REQUIRED TASK → Find the lines in these entries that include the word "МОЛОДІ" and state how many there are, with no other words.

Records from a data source →
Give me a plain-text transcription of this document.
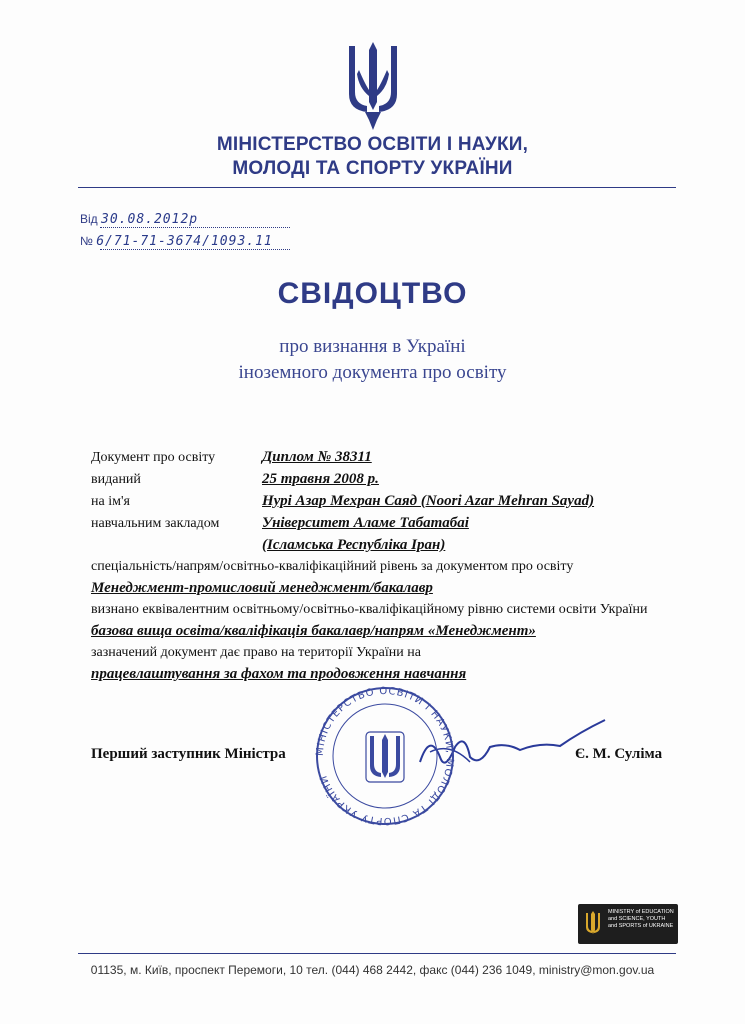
МІНІСТЕРСТВО ОСВІТИ І НАУКИ,
МОЛОДІ ТА СПОРТУ УКРАЇНИ
Від 30.08.2012р
№ 6/71-71-3674/1093.11
СВІДОЦТВО
про визнання в Україні
іноземного документа про освіту
Документ про освіту	Диплом № 38311
виданий	25 травня 2008 р.
на ім'я	Нурі Азар Мехран Саяд (Noori Azar Mehran Sayad)
навчальним закладом	Університет Аламе Табатабаі
(Ісламська Республіка Іран)
спеціальність/напрям/освітньо-кваліфікаційний рівень за документом про освіту
Менеджмент-промисловий менеджмент/бакалавр
визнано еквівалентним освітньому/освітньо-кваліфікаційному рівню системи освіти України
базова вища освіта/кваліфікація бакалавр/напрям «Менеджмент»
зазначений документ дає право на території України на
працевлаштування за фахом та продовження навчання
Перший заступник Міністра	Є. М. Суліма
МІНІСТЕРСТВО ОСВІТИ І НАУКИ, МОЛОДІ ТА СПОРТУ УКРАЇНИ
MINISTRY of EDUCATION
and SCIENCE, YOUTH
and SPORTS of UKRAINE
01135, м. Київ, проспект Перемоги, 10 тел. (044) 468 2442, факс (044) 236 1049, ministry@mon.gov.ua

SOLUTION → 2